WORK ORDER: The records below are to be written out again, exactly as they appear.
Top of EXTRACTED INFORMATION
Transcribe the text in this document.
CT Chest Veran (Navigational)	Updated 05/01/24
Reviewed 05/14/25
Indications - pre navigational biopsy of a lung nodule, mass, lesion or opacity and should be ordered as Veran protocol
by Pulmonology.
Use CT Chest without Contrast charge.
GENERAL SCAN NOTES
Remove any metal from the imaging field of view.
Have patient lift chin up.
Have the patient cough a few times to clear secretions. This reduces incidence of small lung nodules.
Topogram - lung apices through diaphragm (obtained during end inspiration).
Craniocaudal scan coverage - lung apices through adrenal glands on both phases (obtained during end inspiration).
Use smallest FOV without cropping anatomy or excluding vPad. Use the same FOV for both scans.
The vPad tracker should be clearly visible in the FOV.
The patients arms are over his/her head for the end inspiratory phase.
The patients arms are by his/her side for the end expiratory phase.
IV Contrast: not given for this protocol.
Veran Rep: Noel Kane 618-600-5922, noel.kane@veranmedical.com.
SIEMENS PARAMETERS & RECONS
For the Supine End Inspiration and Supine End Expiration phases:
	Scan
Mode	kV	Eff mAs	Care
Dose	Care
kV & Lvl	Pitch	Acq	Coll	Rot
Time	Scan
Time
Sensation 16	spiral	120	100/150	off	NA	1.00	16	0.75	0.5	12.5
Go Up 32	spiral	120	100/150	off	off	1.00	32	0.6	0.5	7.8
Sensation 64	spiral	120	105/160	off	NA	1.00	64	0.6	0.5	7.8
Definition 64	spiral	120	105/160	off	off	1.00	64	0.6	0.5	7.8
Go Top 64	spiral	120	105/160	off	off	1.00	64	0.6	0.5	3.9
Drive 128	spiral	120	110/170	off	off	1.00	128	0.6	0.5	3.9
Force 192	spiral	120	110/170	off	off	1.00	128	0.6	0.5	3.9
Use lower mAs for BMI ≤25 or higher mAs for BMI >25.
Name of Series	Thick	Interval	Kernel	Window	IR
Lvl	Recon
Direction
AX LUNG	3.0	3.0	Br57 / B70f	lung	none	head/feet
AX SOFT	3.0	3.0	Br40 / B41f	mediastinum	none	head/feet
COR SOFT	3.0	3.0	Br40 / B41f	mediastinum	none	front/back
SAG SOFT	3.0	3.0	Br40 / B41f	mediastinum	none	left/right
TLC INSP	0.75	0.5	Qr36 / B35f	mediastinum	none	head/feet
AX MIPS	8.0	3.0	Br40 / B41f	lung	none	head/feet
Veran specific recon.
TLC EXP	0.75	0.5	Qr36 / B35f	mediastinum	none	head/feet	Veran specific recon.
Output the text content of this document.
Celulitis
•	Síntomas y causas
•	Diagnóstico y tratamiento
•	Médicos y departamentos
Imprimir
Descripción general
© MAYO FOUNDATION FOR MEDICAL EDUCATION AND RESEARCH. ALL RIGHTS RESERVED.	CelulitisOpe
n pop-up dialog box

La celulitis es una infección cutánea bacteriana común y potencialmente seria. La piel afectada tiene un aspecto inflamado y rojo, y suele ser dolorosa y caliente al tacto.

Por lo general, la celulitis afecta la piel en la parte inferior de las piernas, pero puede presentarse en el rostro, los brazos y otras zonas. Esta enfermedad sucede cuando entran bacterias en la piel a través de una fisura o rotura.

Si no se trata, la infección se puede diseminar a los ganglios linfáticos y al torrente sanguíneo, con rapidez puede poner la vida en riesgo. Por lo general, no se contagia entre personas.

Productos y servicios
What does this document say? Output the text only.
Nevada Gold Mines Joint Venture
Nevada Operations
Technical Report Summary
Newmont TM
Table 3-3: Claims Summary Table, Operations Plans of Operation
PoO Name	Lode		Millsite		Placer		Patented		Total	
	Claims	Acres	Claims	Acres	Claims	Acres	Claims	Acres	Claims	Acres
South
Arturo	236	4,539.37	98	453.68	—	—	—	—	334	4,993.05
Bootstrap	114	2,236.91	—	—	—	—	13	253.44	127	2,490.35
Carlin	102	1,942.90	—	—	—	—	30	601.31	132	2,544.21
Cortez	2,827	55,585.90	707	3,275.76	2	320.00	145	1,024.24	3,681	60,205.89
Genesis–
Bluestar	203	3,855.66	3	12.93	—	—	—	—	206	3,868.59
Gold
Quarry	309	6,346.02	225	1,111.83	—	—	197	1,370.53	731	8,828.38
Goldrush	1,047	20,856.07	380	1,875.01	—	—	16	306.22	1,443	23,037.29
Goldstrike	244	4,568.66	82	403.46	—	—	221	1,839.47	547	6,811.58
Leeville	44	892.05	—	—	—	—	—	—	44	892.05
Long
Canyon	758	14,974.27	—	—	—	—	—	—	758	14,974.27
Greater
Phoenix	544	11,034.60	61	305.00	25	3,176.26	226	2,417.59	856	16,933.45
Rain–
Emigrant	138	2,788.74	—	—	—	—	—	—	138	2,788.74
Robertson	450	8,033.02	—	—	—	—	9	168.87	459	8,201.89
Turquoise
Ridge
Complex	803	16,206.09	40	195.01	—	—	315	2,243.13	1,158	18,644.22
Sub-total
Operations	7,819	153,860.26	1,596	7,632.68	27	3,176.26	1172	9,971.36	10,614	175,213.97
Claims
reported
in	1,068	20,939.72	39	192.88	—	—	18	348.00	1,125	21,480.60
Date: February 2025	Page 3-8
Bottom of EXTRACTED INFORMATION
YOUR SOLUTION:
Transcribe the text in this document.
CT Chest Veran (Navigational)	Updated 05/01/24
Reviewed 05/14/25
Indications - pre navigational biopsy of a lung nodule, mass, lesion or opacity and should be ordered as Veran protocol
by Pulmonology.
Use CT Chest without Contrast charge.
GENERAL SCAN NOTES
Remove any metal from the imaging field of view.
Have patient lift chin up.
Have the patient cough a few times to clear secretions. This reduces incidence of small lung nodules.
Topogram - lung apices through diaphragm (obtained during end inspiration).
Craniocaudal scan coverage - lung apices through adrenal glands on both phases (obtained during end inspiration).
Use smallest FOV without cropping anatomy or excluding vPad. Use the same FOV for both scans.
The vPad tracker should be clearly visible in the FOV.
The patients arms are over his/her head for the end inspiratory phase.
The patients arms are by his/her side for the end expiratory phase.
IV Contrast: not given for this protocol.
Veran Rep: Noel Kane 618-600-5922, noel.kane@veranmedical.com.
SIEMENS PARAMETERS & RECONS
For the Supine End Inspiration and Supine End Expiration phases:
	Scan
Mode	kV	Eff mAs	Care
Dose	Care
kV & Lvl	Pitch	Acq	Coll	Rot
Time	Scan
Time
Sensation 16	spiral	120	100/150	off	NA	1.00	16	0.75	0.5	12.5
Go Up 32	spiral	120	100/150	off	off	1.00	32	0.6	0.5	7.8
Sensation 64	spiral	120	105/160	off	NA	1.00	64	0.6	0.5	7.8
Definition 64	spiral	120	105/160	off	off	1.00	64	0.6	0.5	7.8
Go Top 64	spiral	120	105/160	off	off	1.00	64	0.6	0.5	3.9
Drive 128	spiral	120	110/170	off	off	1.00	128	0.6	0.5	3.9
Force 192	spiral	120	110/170	off	off	1.00	128	0.6	0.5	3.9
Use lower mAs for BMI ≤25 or higher mAs for BMI >25.
Name of Series	Thick	Interval	Kernel	Window	IR
Lvl	Recon
Direction
AX LUNG	3.0	3.0	Br57 / B70f	lung	none	head/feet
AX SOFT	3.0	3.0	Br40 / B41f	mediastinum	none	head/feet
COR SOFT	3.0	3.0	Br40 / B41f	mediastinum	none	front/back
SAG SOFT	3.0	3.0	Br40 / B41f	mediastinum	none	left/right
TLC INSP	0.75	0.5	Qr36 / B35f	mediastinum	none	head/feet
AX MIPS	8.0	3.0	Br40 / B41f	lung	none	head/feet
Veran specific recon.
TLC EXP	0.75	0.5	Qr36 / B35f	mediastinum	none	head/feet	Veran specific recon.
Output the text content of this document.
Celulitis
•	Síntomas y causas
•	Diagnóstico y tratamiento
•	Médicos y departamentos
Imprimir
Descripción general
© MAYO FOUNDATION FOR MEDICAL EDUCATION AND RESEARCH. ALL RIGHTS RESERVED.	CelulitisOpe
n pop-up dialog box

La celulitis es una infección cutánea bacteriana común y potencialmente seria. La piel afectada tiene un aspecto inflamado y rojo, y suele ser dolorosa y caliente al tacto.

Por lo general, la celulitis afecta la piel en la parte inferior de las piernas, pero puede presentarse en el rostro, los brazos y otras zonas. Esta enfermedad sucede cuando entran bacterias en la piel a través de una fisura o rotura.

Si no se trata, la infección se puede diseminar a los ganglios linfáticos y al torrente sanguíneo, con rapidez puede poner la vida en riesgo. Por lo general, no se contagia entre personas.

Productos y servicios
What does this document say? Output the text only.
Nevada Gold Mines Joint Venture
Nevada Operations
Technical Report Summary
Newmont TM
Table 3-3: Claims Summary Table, Operations Plans of Operation
PoO Name	Lode		Millsite		Placer		Patented		Total	
	Claims	Acres	Claims	Acres	Claims	Acres	Claims	Acres	Claims	Acres
South
Arturo	236	4,539.37	98	453.68	—	—	—	—	334	4,993.05
Bootstrap	114	2,236.91	—	—	—	—	13	253.44	127	2,490.35
Carlin	102	1,942.90	—	—	—	—	30	601.31	132	2,544.21
Cortez	2,827	55,585.90	707	3,275.76	2	320.00	145	1,024.24	3,681	60,205.89
Genesis–
Bluestar	203	3,855.66	3	12.93	—	—	—	—	206	3,868.59
Gold
Quarry	309	6,346.02	225	1,111.83	—	—	197	1,370.53	731	8,828.38
Goldrush	1,047	20,856.07	380	1,875.01	—	—	16	306.22	1,443	23,037.29
Goldstrike	244	4,568.66	82	403.46	—	—	221	1,839.47	547	6,811.58
Leeville	44	892.05	—	—	—	—	—	—	44	892.05
Long
Canyon	758	14,974.27	—	—	—	—	—	—	758	14,974.27
Greater
Phoenix	544	11,034.60	61	305.00	25	3,176.26	226	2,417.59	856	16,933.45
Rain–
Emigrant	138	2,788.74	—	—	—	—	—	—	138	2,788.74
Robertson	450	8,033.02	—	—	—	—	9	168.87	459	8,201.89
Turquoise
Ridge
Complex	803	16,206.09	40	195.01	—	—	315	2,243.13	1,158	18,644.22
Sub-total
Operations	7,819	153,860.26	1,596	7,632.68	27	3,176.26	1172	9,971.36	10,614	175,213.97
Claims
reported
in	1,068	20,939.72	39	192.88	—	—	18	348.00	1,125	21,480.60
Date: February 2025	Page 3-8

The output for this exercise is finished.